Podany tekst >>
::::::::::

W roku 1999 Lee Nailon skończył uniwersytet Texas Christian ze średnimi na poziomie 22,8 punktu, 9,3 zbiórki i 2,5 asysty, który pozwoliły mu mieć nadzieję na angaż w NBA. Ostatecznie na usługi leworęcznego skrzydłowego skusili się trenerzy Charlotte Hornets, przeznaczając dla niego 43. numer draftu. Ogółem, w lidze tej Amerykanin spędził sześć sezonów, w najlepszym momencie kariery notując 14,2 punktu i 4,4 zbiórki (New Orleans Hornets, sezon 2004/2005).
W roku 2006 podpisał kontrakt z izraelskim Bnei Hasharon (20,3 punktu i 5,6 zbiórki), a następnie grał w Chinach, Rosji, Wenezueli, Libanie czy Portoryko (Quebradillas Pirates - 21 punktów, 7,6 zbiórki). W lipcu 2010 roku Nailon ponownie związał się z klubem z Hasharon, z którym, w wieku 35 lat, ma nadzieję sięgnąć po swoje pierwsze mistrzostwo w karierze.
Michał Fałkowski: MVP turnieju Kasztelan Basketball Cup 2010 został koszykarz, który ma...

::::::::::

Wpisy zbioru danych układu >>
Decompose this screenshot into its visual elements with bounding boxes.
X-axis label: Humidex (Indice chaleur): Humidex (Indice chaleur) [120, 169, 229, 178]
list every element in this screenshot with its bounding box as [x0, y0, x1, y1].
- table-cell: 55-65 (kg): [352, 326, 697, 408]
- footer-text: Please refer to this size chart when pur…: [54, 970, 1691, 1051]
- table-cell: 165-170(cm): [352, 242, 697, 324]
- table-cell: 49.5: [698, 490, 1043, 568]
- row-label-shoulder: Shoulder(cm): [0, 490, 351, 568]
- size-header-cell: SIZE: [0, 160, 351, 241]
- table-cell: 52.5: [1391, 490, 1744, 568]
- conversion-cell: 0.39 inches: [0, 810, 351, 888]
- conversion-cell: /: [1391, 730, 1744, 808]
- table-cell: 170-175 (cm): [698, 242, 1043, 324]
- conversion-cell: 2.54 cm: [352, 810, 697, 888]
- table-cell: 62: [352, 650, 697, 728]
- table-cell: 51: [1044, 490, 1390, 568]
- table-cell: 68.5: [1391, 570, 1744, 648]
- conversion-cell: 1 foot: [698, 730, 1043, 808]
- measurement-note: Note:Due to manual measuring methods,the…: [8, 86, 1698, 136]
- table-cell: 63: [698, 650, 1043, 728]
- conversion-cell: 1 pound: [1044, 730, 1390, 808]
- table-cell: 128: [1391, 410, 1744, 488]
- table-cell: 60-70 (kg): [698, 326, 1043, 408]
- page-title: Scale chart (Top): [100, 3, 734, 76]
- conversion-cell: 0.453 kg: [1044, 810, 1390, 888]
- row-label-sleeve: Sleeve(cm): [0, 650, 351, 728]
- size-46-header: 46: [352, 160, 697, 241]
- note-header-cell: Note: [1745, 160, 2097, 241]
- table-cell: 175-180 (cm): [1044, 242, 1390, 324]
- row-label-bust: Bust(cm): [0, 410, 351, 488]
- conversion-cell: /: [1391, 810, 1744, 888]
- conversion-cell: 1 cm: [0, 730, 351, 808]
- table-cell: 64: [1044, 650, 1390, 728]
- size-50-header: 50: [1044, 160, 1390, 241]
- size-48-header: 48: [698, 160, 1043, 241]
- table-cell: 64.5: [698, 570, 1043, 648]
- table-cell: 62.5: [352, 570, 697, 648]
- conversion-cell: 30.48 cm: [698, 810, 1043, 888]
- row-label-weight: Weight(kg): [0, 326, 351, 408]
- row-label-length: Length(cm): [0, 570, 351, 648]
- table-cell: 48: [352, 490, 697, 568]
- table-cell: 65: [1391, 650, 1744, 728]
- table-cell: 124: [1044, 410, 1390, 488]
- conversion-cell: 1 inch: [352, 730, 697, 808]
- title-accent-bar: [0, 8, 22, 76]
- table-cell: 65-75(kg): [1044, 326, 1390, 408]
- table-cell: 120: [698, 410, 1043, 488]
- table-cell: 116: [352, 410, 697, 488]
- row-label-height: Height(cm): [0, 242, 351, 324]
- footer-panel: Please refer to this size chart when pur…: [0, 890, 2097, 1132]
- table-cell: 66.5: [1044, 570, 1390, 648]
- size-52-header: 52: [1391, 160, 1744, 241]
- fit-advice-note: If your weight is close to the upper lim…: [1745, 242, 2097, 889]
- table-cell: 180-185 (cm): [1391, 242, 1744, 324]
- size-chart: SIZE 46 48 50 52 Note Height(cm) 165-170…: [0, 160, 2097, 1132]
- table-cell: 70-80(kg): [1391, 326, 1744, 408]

::::::::::

Polecenie >> Wyodrębnij z tekstu o Lee Nailonie, słowo w słowo, wszystko od „W roku 2006” aż po „mistrzostwo w karierze.”.

Pełna odpowiedź >>
W roku 2006 podpisał kontrakt z izraelskim Bnei Hasharon (20,3 punktu i 5,6 zbiórki), a następnie grał w Chinach, Rosji, Wenezueli, Libanie czy Portoryko (Quebradillas Pirates - 21 punktów, 7,6 zbiórki). W lipcu 2010 roku Nailon ponownie związał się z klubem z Hasharon, z którym, w wieku 35 lat, ma nadzieję sięgnąć po swoje pierwsze mistrzostwo w karierze.